_Task prompt:_ Every line of the material that follows must be printed again exactly.

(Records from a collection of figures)
━━━━━━━━━━
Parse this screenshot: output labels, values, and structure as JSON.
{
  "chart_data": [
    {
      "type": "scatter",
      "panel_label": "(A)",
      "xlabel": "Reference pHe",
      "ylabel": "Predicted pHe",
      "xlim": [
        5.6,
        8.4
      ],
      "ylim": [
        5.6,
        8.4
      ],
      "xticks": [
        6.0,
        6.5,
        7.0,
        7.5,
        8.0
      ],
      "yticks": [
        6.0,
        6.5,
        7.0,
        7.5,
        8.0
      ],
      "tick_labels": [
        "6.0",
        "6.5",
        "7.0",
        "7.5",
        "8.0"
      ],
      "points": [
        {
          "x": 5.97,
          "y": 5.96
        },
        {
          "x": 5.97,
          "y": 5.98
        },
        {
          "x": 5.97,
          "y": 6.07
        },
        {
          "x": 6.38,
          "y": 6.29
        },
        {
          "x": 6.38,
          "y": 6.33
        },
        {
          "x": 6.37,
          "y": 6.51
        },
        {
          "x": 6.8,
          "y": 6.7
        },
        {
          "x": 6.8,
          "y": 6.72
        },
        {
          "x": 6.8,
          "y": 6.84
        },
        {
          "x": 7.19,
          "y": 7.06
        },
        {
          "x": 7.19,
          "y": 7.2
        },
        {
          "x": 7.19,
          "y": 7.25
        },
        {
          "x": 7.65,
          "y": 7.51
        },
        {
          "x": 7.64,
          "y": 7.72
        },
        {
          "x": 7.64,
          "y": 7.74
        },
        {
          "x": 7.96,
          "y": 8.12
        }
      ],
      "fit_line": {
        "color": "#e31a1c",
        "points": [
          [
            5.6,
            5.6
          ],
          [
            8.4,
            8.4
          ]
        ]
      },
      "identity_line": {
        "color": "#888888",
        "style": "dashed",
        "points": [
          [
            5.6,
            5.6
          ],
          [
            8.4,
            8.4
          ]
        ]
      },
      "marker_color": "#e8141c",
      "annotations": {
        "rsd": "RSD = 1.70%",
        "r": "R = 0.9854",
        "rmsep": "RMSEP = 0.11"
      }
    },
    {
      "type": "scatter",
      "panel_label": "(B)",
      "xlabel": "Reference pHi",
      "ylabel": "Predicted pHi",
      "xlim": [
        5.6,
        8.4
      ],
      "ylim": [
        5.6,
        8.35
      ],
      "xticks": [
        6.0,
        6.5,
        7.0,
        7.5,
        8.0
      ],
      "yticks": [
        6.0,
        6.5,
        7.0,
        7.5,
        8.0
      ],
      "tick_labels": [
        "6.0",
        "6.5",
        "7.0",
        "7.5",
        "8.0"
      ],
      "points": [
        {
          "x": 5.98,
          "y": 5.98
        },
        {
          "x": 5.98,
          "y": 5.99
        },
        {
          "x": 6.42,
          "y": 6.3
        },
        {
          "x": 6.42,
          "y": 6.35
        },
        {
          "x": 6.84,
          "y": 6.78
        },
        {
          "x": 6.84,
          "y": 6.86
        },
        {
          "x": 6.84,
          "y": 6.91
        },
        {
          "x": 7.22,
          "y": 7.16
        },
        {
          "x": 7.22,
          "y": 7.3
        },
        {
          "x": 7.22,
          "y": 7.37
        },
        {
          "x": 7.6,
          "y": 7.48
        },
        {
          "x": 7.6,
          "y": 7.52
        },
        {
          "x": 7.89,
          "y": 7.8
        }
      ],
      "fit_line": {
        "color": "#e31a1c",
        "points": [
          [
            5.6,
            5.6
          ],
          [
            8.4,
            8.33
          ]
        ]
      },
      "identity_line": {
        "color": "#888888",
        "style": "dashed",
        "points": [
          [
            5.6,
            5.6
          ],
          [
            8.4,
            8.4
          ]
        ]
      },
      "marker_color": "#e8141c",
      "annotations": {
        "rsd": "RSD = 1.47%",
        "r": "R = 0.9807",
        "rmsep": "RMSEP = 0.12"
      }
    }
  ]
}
━━━━━━━━━━
_Final result:_
Parse this screenshot: output labels, values, and structure as JSON.
{
  "chart_data": [
    {
      "type": "scatter",
      "panel_label": "(A)",
      "xlabel": "Reference pHe",
      "ylabel": "Predicted pHe",
      "xlim": [
        5.6,
        8.4
      ],
      "ylim": [
        5.6,
        8.4
      ],
      "xticks": [
        6.0,
        6.5,
        7.0,
        7.5,
        8.0
      ],
      "yticks": [
        6.0,
        6.5,
        7.0,
        7.5,
        8.0
      ],
      "tick_labels": [
        "6.0",
        "6.5",
        "7.0",
        "7.5",
        "8.0"
      ],
      "points": [
        {
          "x": 5.97,
          "y": 5.96
        },
        {
          "x": 5.97,
          "y": 5.98
        },
        {
          "x": 5.97,
          "y": 6.07
        },
        {
          "x": 6.38,
          "y": 6.29
        },
        {
          "x": 6.38,
          "y": 6.33
        },
        {
          "x": 6.37,
          "y": 6.51
        },
        {
          "x": 6.8,
          "y": 6.7
        },
        {
          "x": 6.8,
          "y": 6.72
        },
        {
          "x": 6.8,
          "y": 6.84
        },
        {
          "x": 7.19,
          "y": 7.06
        },
        {
          "x": 7.19,
          "y": 7.2
        },
        {
          "x": 7.19,
          "y": 7.25
        },
        {
          "x": 7.65,
          "y": 7.51
        },
        {
          "x": 7.64,
          "y": 7.72
        },
        {
          "x": 7.64,
          "y": 7.74
        },
        {
          "x": 7.96,
          "y": 8.12
        }
      ],
      "fit_line": {
        "color": "#e31a1c",
        "points": [
          [
            5.6,
            5.6
          ],
          [
            8.4,
            8.4
          ]
        ]
      },
      "identity_line": {
        "color": "#888888",
        "style": "dashed",
        "points": [
          [
            5.6,
            5.6
          ],
          [
            8.4,
            8.4
          ]
        ]
      },
      "marker_color": "#e8141c",
      "annotations": {
        "rsd": "RSD = 1.70%",
        "r": "R = 0.9854",
        "rmsep": "RMSEP = 0.11"
      }
    },
    {
      "type": "scatter",
      "panel_label": "(B)",
      "xlabel": "Reference pHi",
      "ylabel": "Predicted pHi",
      "xlim": [
        5.6,
        8.4
      ],
      "ylim": [
        5.6,
        8.35
      ],
      "xticks": [
        6.0,
        6.5,
        7.0,
        7.5,
        8.0
      ],
      "yticks": [
        6.0,
        6.5,
        7.0,
        7.5,
        8.0
      ],
      "tick_labels": [
        "6.0",
        "6.5",
        "7.0",
        "7.5",
        "8.0"
      ],
      "points": [
        {
          "x": 5.98,
          "y": 5.98
        },
        {
          "x": 5.98,
          "y": 5.99
        },
        {
          "x": 6.42,
          "y": 6.3
        },
        {
          "x": 6.42,
          "y": 6.35
        },
        {
          "x": 6.84,
          "y": 6.78
        },
        {
          "x": 6.84,
          "y": 6.86
        },
        {
          "x": 6.84,
          "y": 6.91
        },
        {
          "x": 7.22,
          "y": 7.16
        },
        {
          "x": 7.22,
          "y": 7.3
        },
        {
          "x": 7.22,
          "y": 7.37
        },
        {
          "x": 7.6,
          "y": 7.48
        },
        {
          "x": 7.6,
          "y": 7.52
        },
        {
          "x": 7.89,
          "y": 7.8
        }
      ],
      "fit_line": {
        "color": "#e31a1c",
        "points": [
          [
            5.6,
            5.6
          ],
          [
            8.4,
            8.33
          ]
        ]
      },
      "identity_line": {
        "color": "#888888",
        "style": "dashed",
        "points": [
          [
            5.6,
            5.6
          ],
          [
            8.4,
            8.4
          ]
        ]
      },
      "marker_color": "#e8141c",
      "annotations": {
        "rsd": "RSD = 1.47%",
        "r": "R = 0.9807",
        "rmsep": "RMSEP = 0.12"
      }
    }
  ]
}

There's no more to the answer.